--- Dataset records ---
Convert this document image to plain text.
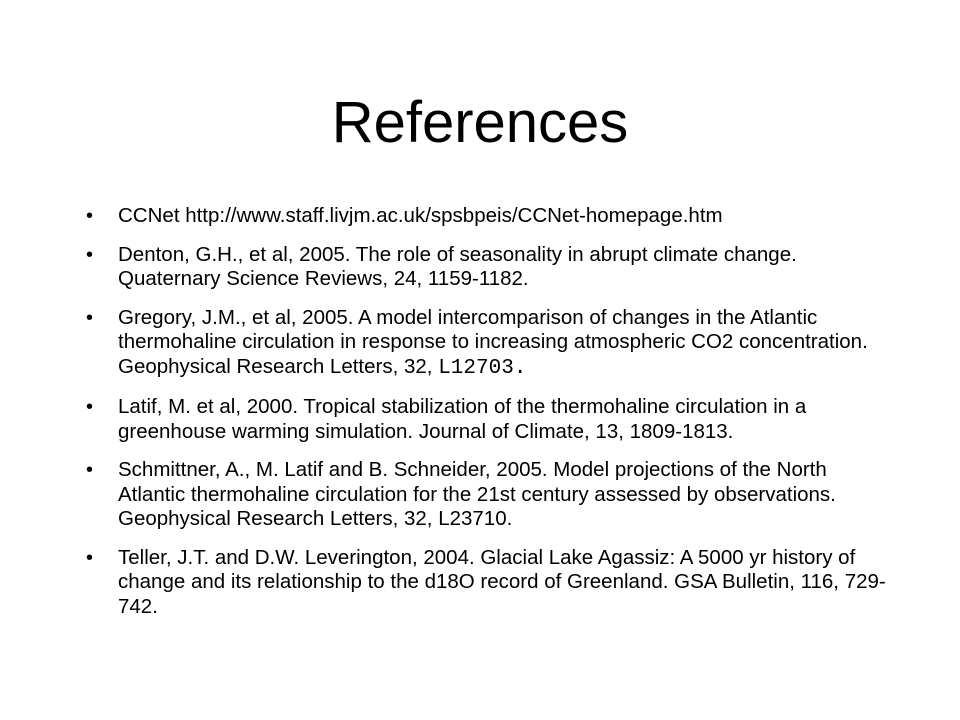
References
• CCNet http://www.staff.livjm.ac.uk/spsbpeis/CCNet-homepage.htm
• Denton, G.H., et al, 2005. The role of seasonality in abrupt climate change. Quaternary Science Reviews, 24, 1159-1182.
• Gregory, J.M., et al, 2005. A model intercomparison of changes in the Atlantic thermohaline circulation in response to increasing atmospheric CO2 concentration. Geophysical Research Letters, 32, L12703.
• Latif, M. et al, 2000. Tropical stabilization of the thermohaline circulation in a greenhouse warming simulation. Journal of Climate, 13, 1809-1813.
• Schmittner, A., M. Latif and B. Schneider, 2005. Model projections of the North Atlantic thermohaline circulation for the 21st century assessed by observations. Geophysical Research Letters, 32, L23710.
• Teller, J.T. and D.W. Leverington, 2004. Glacial Lake Agassiz: A 5000 yr history of change and its relationship to the d18O record of Greenland. GSA Bulletin, 116, 729-742.
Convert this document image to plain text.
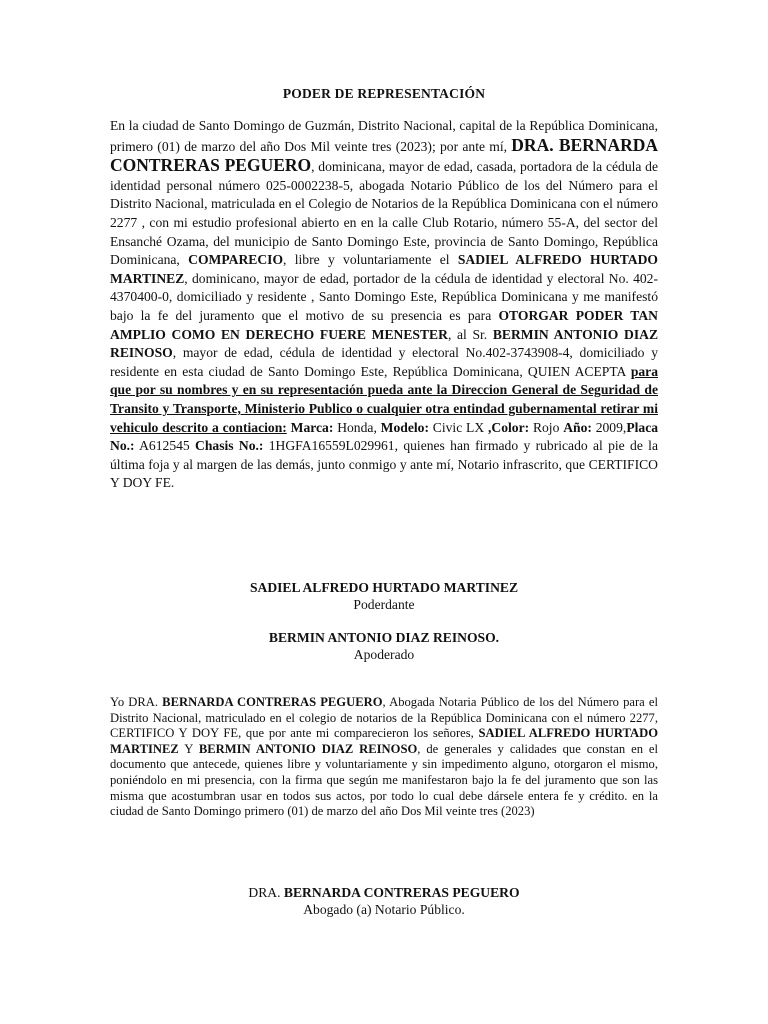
PODER DE REPRESENTACIÓN
En la ciudad de Santo Domingo de Guzmán, Distrito Nacional, capital de la República Dominicana, primero (01) de marzo del año Dos Mil veinte tres (2023); por ante mí, DRA. BERNARDA CONTRERAS PEGUERO, dominicana, mayor de edad, casada, portadora de la cédula de identidad personal número 025-0002238-5, abogada Notario Público de los del Número para el Distrito Nacional, matriculada en el Colegio de Notarios de la República Dominicana con el número 2277 , con mi estudio profesional abierto en en la calle Club Rotario, número 55-A, del sector del Ensanché Ozama, del municipio de Santo Domingo Este, provincia de Santo Domingo, República Dominicana, COMPARECIO, libre y voluntariamente el SADIEL ALFREDO HURTADO MARTINEZ, dominicano, mayor de edad, portador de la cédula de identidad y electoral No. 402-4370400-0, domiciliado y residente , Santo Domingo Este, República Dominicana y me manifestó bajo la fe del juramento que el motivo de su presencia es para OTORGAR PODER TAN AMPLIO COMO EN DERECHO FUERE MENESTER, al Sr. BERMIN ANTONIO DIAZ REINOSO, mayor de edad, cédula de identidad y electoral No.402-3743908-4, domiciliado y residente en esta ciudad de Santo Domingo Este, República Dominicana, QUIEN ACEPTA para que por su nombres y en su representación pueda ante la Direccion General de Seguridad de Transito y Transporte, Ministerio Publico o cualquier otra entindad gubernamental retirar mi vehiculo descrito a contiacion: Marca: Honda, Modelo: Civic LX ,Color: Rojo Año: 2009,Placa No.: A612545 Chasis No.: 1HGFA16559L029961, quienes han firmado y rubricado al pie de la última foja y al margen de las demás, junto conmigo y ante mí, Notario infrascrito, que CERTIFICO Y DOY FE.
SADIEL ALFREDO HURTADO MARTINEZ
Poderdante
BERMIN ANTONIO DIAZ REINOSO.
Apoderado
Yo DRA. BERNARDA CONTRERAS PEGUERO, Abogada Notaria Público de los del Número para el Distrito Nacional, matriculado en el colegio de notarios de la República Dominicana con el número 2277, CERTIFICO Y DOY FE, que por ante mi comparecieron los señores, SADIEL ALFREDO HURTADO MARTINEZ Y BERMIN ANTONIO DIAZ REINOSO, de generales y calidades que constan en el documento que antecede, quienes libre y voluntariamente y sin impedimento alguno, otorgaron el mismo, poniéndolo en mi presencia, con la firma que según me manifestaron bajo la fe del juramento que son las misma que acostumbran usar en todos sus actos, por todo lo cual debe dársele entera fe y crédito. en la ciudad de Santo Domingo primero (01) de marzo del año Dos Mil veinte tres (2023)
DRA. BERNARDA CONTRERAS PEGUERO
Abogado (a) Notario Público.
---
- **Exercise directions**
Print every record above exactly as written, leaving out the pictures.

- **Result of the task**
Convert this document image to plain text.
References
• CCNet http://www.staff.livjm.ac.uk/spsbpeis/CCNet-homepage.htm
• Denton, G.H., et al, 2005. The role of seasonality in abrupt climate change. Quaternary Science Reviews, 24, 1159-1182.
• Gregory, J.M., et al, 2005. A model intercomparison of changes in the Atlantic thermohaline circulation in response to increasing atmospheric CO2 concentration. Geophysical Research Letters, 32, L12703.
• Latif, M. et al, 2000. Tropical stabilization of the thermohaline circulation in a greenhouse warming simulation. Journal of Climate, 13, 1809-1813.
• Schmittner, A., M. Latif and B. Schneider, 2005. Model projections of the North Atlantic thermohaline circulation for the 21st century assessed by observations. Geophysical Research Letters, 32, L23710.
• Teller, J.T. and D.W. Leverington, 2004. Glacial Lake Agassiz: A 5000 yr history of change and its relationship to the d18O record of Greenland. GSA Bulletin, 116, 729-742.
Convert this document image to plain text.
PODER DE REPRESENTACIÓN
En la ciudad de Santo Domingo de Guzmán, Distrito Nacional, capital de la República Dominicana, primero (01) de marzo del año Dos Mil veinte tres (2023); por ante mí, DRA. BERNARDA CONTRERAS PEGUERO, dominicana, mayor de edad, casada, portadora de la cédula de identidad personal número 025-0002238-5, abogada Notario Público de los del Número para el Distrito Nacional, matriculada en el Colegio de Notarios de la República Dominicana con el número 2277 , con mi estudio profesional abierto en en la calle Club Rotario, número 55-A, del sector del Ensanché Ozama, del municipio de Santo Domingo Este, provincia de Santo Domingo, República Dominicana, COMPARECIO, libre y voluntariamente el SADIEL ALFREDO HURTADO MARTINEZ, dominicano, mayor de edad, portador de la cédula de identidad y electoral No. 402-4370400-0, domiciliado y residente , Santo Domingo Este, República Dominicana y me manifestó bajo la fe del juramento que el motivo de su presencia es para OTORGAR PODER TAN AMPLIO COMO EN DERECHO FUERE MENESTER, al Sr. BERMIN ANTONIO DIAZ REINOSO, mayor de edad, cédula de identidad y electoral No.402-3743908-4, domiciliado y residente en esta ciudad de Santo Domingo Este, República Dominicana, QUIEN ACEPTA para que por su nombres y en su representación pueda ante la Direccion General de Seguridad de Transito y Transporte, Ministerio Publico o cualquier otra entindad gubernamental retirar mi vehiculo descrito a contiacion: Marca: Honda, Modelo: Civic LX ,Color: Rojo Año: 2009,Placa No.: A612545 Chasis No.: 1HGFA16559L029961, quienes han firmado y rubricado al pie de la última foja y al margen de las demás, junto conmigo y ante mí, Notario infrascrito, que CERTIFICO Y DOY FE.
SADIEL ALFREDO HURTADO MARTINEZ
Poderdante
BERMIN ANTONIO DIAZ REINOSO.
Apoderado
Yo DRA. BERNARDA CONTRERAS PEGUERO, Abogada Notaria Público de los del Número para el Distrito Nacional, matriculado en el colegio de notarios de la República Dominicana con el número 2277, CERTIFICO Y DOY FE, que por ante mi comparecieron los señores, SADIEL ALFREDO HURTADO MARTINEZ Y BERMIN ANTONIO DIAZ REINOSO, de generales y calidades que constan en el documento que antecede, quienes libre y voluntariamente y sin impedimento alguno, otorgaron el mismo, poniéndolo en mi presencia, con la firma que según me manifestaron bajo la fe del juramento que son las misma que acostumbran usar en todos sus actos, por todo lo cual debe dársele entera fe y crédito. en la ciudad de Santo Domingo primero (01) de marzo del año Dos Mil veinte tres (2023)
DRA. BERNARDA CONTRERAS PEGUERO
Abogado (a) Notario Público.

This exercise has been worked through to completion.